> Dataset entries

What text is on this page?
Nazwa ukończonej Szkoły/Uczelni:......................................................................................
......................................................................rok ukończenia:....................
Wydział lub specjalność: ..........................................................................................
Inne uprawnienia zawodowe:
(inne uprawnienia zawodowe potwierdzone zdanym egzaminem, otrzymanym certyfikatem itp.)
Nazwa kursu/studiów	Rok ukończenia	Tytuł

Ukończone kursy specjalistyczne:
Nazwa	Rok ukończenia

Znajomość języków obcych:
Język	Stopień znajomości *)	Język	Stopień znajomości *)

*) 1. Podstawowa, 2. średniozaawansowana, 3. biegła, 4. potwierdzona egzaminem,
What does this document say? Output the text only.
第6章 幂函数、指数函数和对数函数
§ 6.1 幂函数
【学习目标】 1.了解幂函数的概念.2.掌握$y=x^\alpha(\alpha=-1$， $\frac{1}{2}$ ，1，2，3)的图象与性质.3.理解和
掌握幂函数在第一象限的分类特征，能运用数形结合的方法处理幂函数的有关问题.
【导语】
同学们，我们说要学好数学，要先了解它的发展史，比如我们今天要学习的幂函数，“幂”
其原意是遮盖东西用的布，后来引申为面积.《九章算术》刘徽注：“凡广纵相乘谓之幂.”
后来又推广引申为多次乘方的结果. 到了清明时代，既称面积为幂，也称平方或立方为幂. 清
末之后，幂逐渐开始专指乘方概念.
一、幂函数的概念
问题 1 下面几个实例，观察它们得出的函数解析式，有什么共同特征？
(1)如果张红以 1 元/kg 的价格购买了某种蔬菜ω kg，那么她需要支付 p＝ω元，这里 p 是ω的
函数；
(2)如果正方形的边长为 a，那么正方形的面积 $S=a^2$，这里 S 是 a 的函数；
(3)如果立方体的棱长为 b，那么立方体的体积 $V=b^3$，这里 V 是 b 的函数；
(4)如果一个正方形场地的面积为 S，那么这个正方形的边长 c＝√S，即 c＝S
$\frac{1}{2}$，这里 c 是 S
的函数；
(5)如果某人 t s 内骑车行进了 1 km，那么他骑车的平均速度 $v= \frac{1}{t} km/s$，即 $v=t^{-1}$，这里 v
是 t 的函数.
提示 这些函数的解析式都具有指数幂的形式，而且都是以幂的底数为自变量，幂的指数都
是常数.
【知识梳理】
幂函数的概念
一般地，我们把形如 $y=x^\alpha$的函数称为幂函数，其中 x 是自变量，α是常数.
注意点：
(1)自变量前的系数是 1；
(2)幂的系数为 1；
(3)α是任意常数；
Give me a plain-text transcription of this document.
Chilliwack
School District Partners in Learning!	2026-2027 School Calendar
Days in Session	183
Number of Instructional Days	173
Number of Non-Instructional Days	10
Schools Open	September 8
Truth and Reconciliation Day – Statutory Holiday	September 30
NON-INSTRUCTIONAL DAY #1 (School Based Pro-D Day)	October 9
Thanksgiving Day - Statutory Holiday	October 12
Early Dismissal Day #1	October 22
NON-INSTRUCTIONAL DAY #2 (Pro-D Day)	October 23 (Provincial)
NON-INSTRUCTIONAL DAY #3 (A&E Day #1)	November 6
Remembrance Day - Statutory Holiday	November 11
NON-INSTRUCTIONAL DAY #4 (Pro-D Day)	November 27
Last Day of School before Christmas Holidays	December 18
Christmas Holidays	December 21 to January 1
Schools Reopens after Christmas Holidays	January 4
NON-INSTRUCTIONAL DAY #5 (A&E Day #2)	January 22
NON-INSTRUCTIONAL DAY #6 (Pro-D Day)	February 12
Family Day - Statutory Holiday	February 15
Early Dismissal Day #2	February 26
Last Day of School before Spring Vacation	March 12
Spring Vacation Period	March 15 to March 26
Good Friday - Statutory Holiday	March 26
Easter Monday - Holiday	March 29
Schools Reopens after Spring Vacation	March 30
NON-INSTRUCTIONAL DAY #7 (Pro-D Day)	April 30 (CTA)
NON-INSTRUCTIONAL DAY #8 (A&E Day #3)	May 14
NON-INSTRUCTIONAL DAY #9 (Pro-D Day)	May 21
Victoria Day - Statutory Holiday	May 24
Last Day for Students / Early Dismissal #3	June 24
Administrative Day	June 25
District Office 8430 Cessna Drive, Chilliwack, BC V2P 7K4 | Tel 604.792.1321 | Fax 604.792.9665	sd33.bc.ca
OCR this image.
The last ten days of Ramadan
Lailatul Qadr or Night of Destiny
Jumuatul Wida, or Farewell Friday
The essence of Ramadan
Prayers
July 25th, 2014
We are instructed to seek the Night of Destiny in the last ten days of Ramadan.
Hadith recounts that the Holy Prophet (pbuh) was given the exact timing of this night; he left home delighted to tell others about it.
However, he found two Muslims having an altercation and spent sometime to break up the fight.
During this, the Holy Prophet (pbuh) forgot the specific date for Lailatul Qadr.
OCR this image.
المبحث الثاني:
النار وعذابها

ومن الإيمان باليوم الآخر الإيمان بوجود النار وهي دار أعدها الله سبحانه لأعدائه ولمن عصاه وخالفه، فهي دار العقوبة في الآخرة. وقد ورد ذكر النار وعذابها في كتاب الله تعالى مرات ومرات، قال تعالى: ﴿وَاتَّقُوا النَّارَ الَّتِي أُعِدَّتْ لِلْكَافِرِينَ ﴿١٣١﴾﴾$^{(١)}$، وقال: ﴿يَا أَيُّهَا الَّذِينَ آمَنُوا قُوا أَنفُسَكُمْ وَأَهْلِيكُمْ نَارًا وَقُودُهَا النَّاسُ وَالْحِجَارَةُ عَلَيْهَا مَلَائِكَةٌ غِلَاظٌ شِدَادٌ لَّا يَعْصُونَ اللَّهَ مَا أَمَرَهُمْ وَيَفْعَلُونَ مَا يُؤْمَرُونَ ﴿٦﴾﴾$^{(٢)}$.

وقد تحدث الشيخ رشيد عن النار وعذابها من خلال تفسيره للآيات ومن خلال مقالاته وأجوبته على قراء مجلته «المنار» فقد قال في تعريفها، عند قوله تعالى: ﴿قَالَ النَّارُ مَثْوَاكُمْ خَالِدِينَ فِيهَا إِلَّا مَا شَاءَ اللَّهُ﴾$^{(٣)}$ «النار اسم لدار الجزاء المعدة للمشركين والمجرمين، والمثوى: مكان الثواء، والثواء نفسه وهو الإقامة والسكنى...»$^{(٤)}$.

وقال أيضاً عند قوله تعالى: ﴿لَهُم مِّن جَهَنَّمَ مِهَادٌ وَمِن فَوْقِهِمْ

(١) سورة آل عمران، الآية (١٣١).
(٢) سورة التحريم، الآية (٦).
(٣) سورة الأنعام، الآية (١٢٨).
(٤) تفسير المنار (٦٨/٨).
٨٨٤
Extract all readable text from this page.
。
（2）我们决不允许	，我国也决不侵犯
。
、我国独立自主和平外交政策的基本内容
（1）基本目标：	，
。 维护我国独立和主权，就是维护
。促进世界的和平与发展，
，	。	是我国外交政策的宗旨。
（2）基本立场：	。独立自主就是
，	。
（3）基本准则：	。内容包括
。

> Objective
Copy each line of the data above without altering a single character.

> Answer to this problem
What text is on this page?
Nazwa ukończonej Szkoły/Uczelni:......................................................................................
......................................................................rok ukończenia:....................
Wydział lub specjalność: ..........................................................................................
Inne uprawnienia zawodowe:
(inne uprawnienia zawodowe potwierdzone zdanym egzaminem, otrzymanym certyfikatem itp.)
Nazwa kursu/studiów	Rok ukończenia	Tytuł

Ukończone kursy specjalistyczne:
Nazwa	Rok ukończenia

Znajomość języków obcych:
Język	Stopień znajomości *)	Język	Stopień znajomości *)

*) 1. Podstawowa, 2. średniozaawansowana, 3. biegła, 4. potwierdzona egzaminem,
What does this document say? Output the text only.
第6章 幂函数、指数函数和对数函数
§ 6.1 幂函数
【学习目标】 1.了解幂函数的概念.2.掌握$y=x^\alpha(\alpha=-1$， $\frac{1}{2}$ ，1，2，3)的图象与性质.3.理解和
掌握幂函数在第一象限的分类特征，能运用数形结合的方法处理幂函数的有关问题.
【导语】
同学们，我们说要学好数学，要先了解它的发展史，比如我们今天要学习的幂函数，“幂”
其原意是遮盖东西用的布，后来引申为面积.《九章算术》刘徽注：“凡广纵相乘谓之幂.”
后来又推广引申为多次乘方的结果. 到了清明时代，既称面积为幂，也称平方或立方为幂. 清
末之后，幂逐渐开始专指乘方概念.
一、幂函数的概念
问题 1 下面几个实例，观察它们得出的函数解析式，有什么共同特征？
(1)如果张红以 1 元/kg 的价格购买了某种蔬菜ω kg，那么她需要支付 p＝ω元，这里 p 是ω的
函数；
(2)如果正方形的边长为 a，那么正方形的面积 $S=a^2$，这里 S 是 a 的函数；
(3)如果立方体的棱长为 b，那么立方体的体积 $V=b^3$，这里 V 是 b 的函数；
(4)如果一个正方形场地的面积为 S，那么这个正方形的边长 c＝√S，即 c＝S
$\frac{1}{2}$，这里 c 是 S
的函数；
(5)如果某人 t s 内骑车行进了 1 km，那么他骑车的平均速度 $v= \frac{1}{t} km/s$，即 $v=t^{-1}$，这里 v
是 t 的函数.
提示 这些函数的解析式都具有指数幂的形式，而且都是以幂的底数为自变量，幂的指数都
是常数.
【知识梳理】
幂函数的概念
一般地，我们把形如 $y=x^\alpha$的函数称为幂函数，其中 x 是自变量，α是常数.
注意点：
(1)自变量前的系数是 1；
(2)幂的系数为 1；
(3)α是任意常数；
Give me a plain-text transcription of this document.
Chilliwack
School District Partners in Learning!	2026-2027 School Calendar
Days in Session	183
Number of Instructional Days	173
Number of Non-Instructional Days	10
Schools Open	September 8
Truth and Reconciliation Day – Statutory Holiday	September 30
NON-INSTRUCTIONAL DAY #1 (School Based Pro-D Day)	October 9
Thanksgiving Day - Statutory Holiday	October 12
Early Dismissal Day #1	October 22
NON-INSTRUCTIONAL DAY #2 (Pro-D Day)	October 23 (Provincial)
NON-INSTRUCTIONAL DAY #3 (A&E Day #1)	November 6
Remembrance Day - Statutory Holiday	November 11
NON-INSTRUCTIONAL DAY #4 (Pro-D Day)	November 27
Last Day of School before Christmas Holidays	December 18
Christmas Holidays	December 21 to January 1
Schools Reopens after Christmas Holidays	January 4
NON-INSTRUCTIONAL DAY #5 (A&E Day #2)	January 22
NON-INSTRUCTIONAL DAY #6 (Pro-D Day)	February 12
Family Day - Statutory Holiday	February 15
Early Dismissal Day #2	February 26
Last Day of School before Spring Vacation	March 12
Spring Vacation Period	March 15 to March 26
Good Friday - Statutory Holiday	March 26
Easter Monday - Holiday	March 29
Schools Reopens after Spring Vacation	March 30
NON-INSTRUCTIONAL DAY #7 (Pro-D Day)	April 30 (CTA)
NON-INSTRUCTIONAL DAY #8 (A&E Day #3)	May 14
NON-INSTRUCTIONAL DAY #9 (Pro-D Day)	May 21
Victoria Day - Statutory Holiday	May 24
Last Day for Students / Early Dismissal #3	June 24
Administrative Day	June 25
District Office 8430 Cessna Drive, Chilliwack, BC V2P 7K4 | Tel 604.792.1321 | Fax 604.792.9665	sd33.bc.ca
OCR this image.
The last ten days of Ramadan
Lailatul Qadr or Night of Destiny
Jumuatul Wida, or Farewell Friday
The essence of Ramadan
Prayers
July 25th, 2014
We are instructed to seek the Night of Destiny in the last ten days of Ramadan.
Hadith recounts that the Holy Prophet (pbuh) was given the exact timing of this night; he left home delighted to tell others about it.
However, he found two Muslims having an altercation and spent sometime to break up the fight.
During this, the Holy Prophet (pbuh) forgot the specific date for Lailatul Qadr.
OCR this image.
المبحث الثاني:
النار وعذابها

ومن الإيمان باليوم الآخر الإيمان بوجود النار وهي دار أعدها الله سبحانه لأعدائه ولمن عصاه وخالفه، فهي دار العقوبة في الآخرة. وقد ورد ذكر النار وعذابها في كتاب الله تعالى مرات ومرات، قال تعالى: ﴿وَاتَّقُوا النَّارَ الَّتِي أُعِدَّتْ لِلْكَافِرِينَ ﴿١٣١﴾﴾$^{(١)}$، وقال: ﴿يَا أَيُّهَا الَّذِينَ آمَنُوا قُوا أَنفُسَكُمْ وَأَهْلِيكُمْ نَارًا وَقُودُهَا النَّاسُ وَالْحِجَارَةُ عَلَيْهَا مَلَائِكَةٌ غِلَاظٌ شِدَادٌ لَّا يَعْصُونَ اللَّهَ مَا أَمَرَهُمْ وَيَفْعَلُونَ مَا يُؤْمَرُونَ ﴿٦﴾﴾$^{(٢)}$.

وقد تحدث الشيخ رشيد عن النار وعذابها من خلال تفسيره للآيات ومن خلال مقالاته وأجوبته على قراء مجلته «المنار» فقد قال في تعريفها، عند قوله تعالى: ﴿قَالَ النَّارُ مَثْوَاكُمْ خَالِدِينَ فِيهَا إِلَّا مَا شَاءَ اللَّهُ﴾$^{(٣)}$ «النار اسم لدار الجزاء المعدة للمشركين والمجرمين، والمثوى: مكان الثواء، والثواء نفسه وهو الإقامة والسكنى...»$^{(٤)}$.

وقال أيضاً عند قوله تعالى: ﴿لَهُم مِّن جَهَنَّمَ مِهَادٌ وَمِن فَوْقِهِمْ

(١) سورة آل عمران، الآية (١٣١).
(٢) سورة التحريم، الآية (٦).
(٣) سورة الأنعام، الآية (١٢٨).
(٤) تفسير المنار (٦٨/٨).
٨٨٤
Extract all readable text from this page.
。
（2）我们决不允许	，我国也决不侵犯
。
、我国独立自主和平外交政策的基本内容
（1）基本目标：	，
。 维护我国独立和主权，就是维护
。促进世界的和平与发展，
，	。	是我国外交政策的宗旨。
（2）基本立场：	。独立自主就是
，	。
（3）基本准则：	。内容包括
。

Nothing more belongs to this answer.